■ GIVEN DATA
>> START
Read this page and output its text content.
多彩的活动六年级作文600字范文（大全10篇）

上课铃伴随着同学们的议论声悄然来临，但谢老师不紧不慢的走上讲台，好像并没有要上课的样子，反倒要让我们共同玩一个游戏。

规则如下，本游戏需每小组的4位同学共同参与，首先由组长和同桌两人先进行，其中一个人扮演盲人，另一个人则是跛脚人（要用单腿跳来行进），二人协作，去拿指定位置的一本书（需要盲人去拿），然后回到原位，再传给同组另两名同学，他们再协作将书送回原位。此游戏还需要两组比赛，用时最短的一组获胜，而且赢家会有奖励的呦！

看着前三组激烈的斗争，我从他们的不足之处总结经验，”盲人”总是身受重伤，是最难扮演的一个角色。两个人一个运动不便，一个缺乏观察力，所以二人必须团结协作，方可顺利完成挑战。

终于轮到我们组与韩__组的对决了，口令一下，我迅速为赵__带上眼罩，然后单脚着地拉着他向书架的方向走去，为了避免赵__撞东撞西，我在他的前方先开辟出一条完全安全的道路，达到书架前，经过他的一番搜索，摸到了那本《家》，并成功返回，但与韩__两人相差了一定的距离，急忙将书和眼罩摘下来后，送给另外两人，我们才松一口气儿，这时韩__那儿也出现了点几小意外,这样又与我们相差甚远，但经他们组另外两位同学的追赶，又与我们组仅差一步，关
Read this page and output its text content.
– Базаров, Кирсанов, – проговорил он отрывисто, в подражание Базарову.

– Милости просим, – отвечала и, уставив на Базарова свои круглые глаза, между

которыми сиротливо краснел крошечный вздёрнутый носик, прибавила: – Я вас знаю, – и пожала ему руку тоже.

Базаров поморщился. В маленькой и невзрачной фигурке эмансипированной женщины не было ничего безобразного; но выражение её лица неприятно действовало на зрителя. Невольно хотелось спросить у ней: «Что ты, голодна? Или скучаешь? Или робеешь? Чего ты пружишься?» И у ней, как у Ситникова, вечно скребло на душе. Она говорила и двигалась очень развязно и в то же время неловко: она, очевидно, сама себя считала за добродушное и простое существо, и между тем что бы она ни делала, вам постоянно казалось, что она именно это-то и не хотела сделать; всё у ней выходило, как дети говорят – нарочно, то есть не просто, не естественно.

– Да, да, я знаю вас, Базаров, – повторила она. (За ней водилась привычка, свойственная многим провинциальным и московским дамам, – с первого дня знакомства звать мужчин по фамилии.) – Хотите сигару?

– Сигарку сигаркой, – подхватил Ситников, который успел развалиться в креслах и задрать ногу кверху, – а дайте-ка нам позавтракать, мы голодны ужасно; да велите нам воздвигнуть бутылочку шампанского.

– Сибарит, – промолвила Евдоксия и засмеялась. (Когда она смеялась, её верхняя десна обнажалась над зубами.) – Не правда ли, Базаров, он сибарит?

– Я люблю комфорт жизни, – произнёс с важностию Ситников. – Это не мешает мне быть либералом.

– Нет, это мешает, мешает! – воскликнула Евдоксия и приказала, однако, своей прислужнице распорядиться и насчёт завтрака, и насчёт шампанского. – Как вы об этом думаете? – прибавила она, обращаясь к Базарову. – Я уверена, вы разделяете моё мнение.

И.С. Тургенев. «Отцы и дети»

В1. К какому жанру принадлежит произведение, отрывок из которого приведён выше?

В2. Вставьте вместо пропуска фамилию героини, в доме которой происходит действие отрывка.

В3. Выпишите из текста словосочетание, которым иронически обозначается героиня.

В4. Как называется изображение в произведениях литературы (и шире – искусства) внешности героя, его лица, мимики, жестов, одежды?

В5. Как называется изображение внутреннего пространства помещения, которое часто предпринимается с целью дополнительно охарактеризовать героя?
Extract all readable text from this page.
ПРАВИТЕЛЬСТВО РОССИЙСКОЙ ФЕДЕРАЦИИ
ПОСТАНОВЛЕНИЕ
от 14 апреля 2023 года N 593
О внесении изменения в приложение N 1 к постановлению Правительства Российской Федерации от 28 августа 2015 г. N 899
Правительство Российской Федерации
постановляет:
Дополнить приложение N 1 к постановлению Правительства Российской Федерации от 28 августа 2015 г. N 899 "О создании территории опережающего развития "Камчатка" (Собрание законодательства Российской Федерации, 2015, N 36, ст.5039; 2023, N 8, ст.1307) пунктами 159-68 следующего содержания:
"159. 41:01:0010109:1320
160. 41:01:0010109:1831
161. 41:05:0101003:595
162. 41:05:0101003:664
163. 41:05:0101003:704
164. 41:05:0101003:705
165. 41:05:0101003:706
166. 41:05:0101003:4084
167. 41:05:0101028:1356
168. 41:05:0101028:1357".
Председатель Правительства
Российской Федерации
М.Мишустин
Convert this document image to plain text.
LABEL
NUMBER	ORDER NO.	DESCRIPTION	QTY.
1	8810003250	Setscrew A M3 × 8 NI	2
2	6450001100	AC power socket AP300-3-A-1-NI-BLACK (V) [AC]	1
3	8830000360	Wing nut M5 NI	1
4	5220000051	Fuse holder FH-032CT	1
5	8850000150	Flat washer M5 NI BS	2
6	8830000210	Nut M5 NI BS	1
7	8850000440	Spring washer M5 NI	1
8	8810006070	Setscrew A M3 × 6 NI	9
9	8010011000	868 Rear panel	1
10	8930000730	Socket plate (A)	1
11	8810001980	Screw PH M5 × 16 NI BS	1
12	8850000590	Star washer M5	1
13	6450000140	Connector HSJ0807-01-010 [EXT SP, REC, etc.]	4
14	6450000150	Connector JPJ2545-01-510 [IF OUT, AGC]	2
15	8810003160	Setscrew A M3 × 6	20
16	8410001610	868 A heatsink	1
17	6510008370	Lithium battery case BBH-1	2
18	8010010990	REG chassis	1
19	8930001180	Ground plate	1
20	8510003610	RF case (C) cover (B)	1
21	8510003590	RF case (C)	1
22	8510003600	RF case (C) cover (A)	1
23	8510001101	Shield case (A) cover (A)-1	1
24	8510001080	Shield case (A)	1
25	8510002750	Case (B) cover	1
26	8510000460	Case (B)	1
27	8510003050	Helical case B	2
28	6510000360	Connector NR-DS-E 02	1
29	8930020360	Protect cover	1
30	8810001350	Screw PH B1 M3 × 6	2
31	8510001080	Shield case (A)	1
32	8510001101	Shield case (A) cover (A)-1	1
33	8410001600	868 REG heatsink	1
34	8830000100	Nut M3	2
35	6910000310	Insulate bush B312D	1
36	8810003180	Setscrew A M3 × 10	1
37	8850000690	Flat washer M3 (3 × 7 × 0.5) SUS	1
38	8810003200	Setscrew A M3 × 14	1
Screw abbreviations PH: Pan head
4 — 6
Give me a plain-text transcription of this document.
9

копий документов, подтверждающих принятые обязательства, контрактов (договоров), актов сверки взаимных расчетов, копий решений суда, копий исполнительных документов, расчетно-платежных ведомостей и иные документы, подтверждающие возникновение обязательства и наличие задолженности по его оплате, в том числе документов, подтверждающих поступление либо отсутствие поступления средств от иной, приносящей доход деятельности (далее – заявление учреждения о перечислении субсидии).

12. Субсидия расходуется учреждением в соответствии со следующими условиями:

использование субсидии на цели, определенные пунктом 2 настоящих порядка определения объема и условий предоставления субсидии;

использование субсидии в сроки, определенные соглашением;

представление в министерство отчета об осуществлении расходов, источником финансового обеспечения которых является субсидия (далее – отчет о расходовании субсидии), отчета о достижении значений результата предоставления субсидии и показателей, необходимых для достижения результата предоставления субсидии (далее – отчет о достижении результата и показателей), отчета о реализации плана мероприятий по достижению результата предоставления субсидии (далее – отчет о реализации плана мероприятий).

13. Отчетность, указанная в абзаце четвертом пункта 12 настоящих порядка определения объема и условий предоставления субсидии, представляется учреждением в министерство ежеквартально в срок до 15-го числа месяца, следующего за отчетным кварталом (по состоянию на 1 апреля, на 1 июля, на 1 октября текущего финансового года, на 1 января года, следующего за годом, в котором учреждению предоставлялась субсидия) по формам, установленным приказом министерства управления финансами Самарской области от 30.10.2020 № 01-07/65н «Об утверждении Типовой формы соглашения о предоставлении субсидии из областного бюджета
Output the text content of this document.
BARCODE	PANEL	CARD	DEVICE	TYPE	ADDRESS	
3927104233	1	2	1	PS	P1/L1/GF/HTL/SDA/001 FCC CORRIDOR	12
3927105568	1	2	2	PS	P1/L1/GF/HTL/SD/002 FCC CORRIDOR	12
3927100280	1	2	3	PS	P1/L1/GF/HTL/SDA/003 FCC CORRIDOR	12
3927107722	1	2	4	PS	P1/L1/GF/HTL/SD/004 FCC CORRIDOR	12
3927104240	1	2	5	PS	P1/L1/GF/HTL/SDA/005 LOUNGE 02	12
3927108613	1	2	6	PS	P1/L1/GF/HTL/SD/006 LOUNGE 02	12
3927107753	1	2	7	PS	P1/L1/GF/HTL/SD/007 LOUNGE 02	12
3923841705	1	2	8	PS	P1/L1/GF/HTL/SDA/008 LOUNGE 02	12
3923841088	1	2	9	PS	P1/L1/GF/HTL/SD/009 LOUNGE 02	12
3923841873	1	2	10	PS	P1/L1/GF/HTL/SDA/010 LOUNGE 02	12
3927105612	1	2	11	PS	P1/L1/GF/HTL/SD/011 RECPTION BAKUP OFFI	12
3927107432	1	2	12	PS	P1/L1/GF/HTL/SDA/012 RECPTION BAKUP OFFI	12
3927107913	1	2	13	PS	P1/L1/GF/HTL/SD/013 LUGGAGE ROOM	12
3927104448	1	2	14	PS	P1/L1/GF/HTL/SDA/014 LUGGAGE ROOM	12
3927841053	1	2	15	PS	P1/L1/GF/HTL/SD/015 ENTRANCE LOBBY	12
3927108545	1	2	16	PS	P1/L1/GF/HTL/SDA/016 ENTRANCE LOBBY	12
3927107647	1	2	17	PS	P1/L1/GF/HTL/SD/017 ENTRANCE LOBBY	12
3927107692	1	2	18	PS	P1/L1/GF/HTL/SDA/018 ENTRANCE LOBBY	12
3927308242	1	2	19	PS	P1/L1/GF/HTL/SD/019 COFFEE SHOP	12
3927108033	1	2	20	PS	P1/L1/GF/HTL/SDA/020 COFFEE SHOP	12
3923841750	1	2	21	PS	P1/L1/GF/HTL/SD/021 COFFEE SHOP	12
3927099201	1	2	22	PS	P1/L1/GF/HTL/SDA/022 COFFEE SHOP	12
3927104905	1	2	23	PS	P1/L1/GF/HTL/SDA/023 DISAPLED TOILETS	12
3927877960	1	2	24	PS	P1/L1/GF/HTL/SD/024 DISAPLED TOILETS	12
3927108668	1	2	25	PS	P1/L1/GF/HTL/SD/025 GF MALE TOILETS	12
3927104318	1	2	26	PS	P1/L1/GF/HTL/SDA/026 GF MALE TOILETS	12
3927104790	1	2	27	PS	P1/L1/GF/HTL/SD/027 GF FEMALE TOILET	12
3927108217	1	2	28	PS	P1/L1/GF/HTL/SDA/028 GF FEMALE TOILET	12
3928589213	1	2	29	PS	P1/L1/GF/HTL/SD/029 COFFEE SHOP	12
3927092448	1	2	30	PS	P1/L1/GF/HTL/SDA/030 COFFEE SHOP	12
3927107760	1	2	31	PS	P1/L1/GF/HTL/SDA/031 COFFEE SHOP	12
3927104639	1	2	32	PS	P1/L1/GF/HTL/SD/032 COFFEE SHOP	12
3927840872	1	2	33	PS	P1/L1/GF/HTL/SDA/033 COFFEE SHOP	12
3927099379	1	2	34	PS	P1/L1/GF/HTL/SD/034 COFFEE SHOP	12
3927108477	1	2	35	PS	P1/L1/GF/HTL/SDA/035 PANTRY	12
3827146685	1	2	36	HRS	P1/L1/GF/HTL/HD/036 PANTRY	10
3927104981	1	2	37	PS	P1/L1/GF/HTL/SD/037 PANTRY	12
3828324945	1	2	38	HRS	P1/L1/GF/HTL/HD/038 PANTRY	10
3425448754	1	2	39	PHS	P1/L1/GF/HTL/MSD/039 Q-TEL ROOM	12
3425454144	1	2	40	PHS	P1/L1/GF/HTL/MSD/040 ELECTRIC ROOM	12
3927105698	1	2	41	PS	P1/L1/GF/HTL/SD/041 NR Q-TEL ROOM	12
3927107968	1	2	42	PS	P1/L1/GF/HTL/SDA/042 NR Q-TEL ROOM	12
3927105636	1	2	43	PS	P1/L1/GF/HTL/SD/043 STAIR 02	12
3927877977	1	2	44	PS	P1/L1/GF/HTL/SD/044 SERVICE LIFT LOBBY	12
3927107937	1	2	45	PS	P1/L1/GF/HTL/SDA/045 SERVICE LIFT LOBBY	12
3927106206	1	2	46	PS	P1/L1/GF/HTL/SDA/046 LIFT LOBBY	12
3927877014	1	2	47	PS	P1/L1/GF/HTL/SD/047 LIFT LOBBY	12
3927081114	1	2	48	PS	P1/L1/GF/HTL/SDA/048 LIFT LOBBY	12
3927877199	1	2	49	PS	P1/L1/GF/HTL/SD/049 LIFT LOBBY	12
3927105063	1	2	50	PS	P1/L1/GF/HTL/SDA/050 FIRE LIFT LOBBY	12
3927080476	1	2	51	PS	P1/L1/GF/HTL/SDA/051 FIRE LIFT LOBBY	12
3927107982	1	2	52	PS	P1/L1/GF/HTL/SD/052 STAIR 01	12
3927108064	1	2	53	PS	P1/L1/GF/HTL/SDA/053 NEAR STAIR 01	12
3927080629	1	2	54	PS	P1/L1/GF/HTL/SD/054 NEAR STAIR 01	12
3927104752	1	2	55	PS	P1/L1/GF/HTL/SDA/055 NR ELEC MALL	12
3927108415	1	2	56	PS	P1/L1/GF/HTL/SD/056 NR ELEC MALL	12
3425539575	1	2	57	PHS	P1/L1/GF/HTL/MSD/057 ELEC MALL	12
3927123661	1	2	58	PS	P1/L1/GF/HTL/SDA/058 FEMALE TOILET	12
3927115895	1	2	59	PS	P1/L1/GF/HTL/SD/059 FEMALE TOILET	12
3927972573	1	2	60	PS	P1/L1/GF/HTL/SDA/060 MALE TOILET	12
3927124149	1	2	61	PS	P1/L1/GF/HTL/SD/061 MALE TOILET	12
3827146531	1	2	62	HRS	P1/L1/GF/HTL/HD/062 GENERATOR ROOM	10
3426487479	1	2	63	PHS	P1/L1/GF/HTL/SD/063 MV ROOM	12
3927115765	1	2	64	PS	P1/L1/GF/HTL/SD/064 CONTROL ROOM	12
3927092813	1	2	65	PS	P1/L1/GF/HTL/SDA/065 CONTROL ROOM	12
>> END
■ YOUR TASK
In the listing, find each line with the string "OFFI" and copy it.

■ WORKED ANSWER
3927105612	1	2	11	PS	P1/L1/GF/HTL/SD/011 RECPTION BAKUP OFFI	12
3927107432	1	2	12	PS	P1/L1/GF/HTL/SDA/012 RECPTION BAKUP OFFI	12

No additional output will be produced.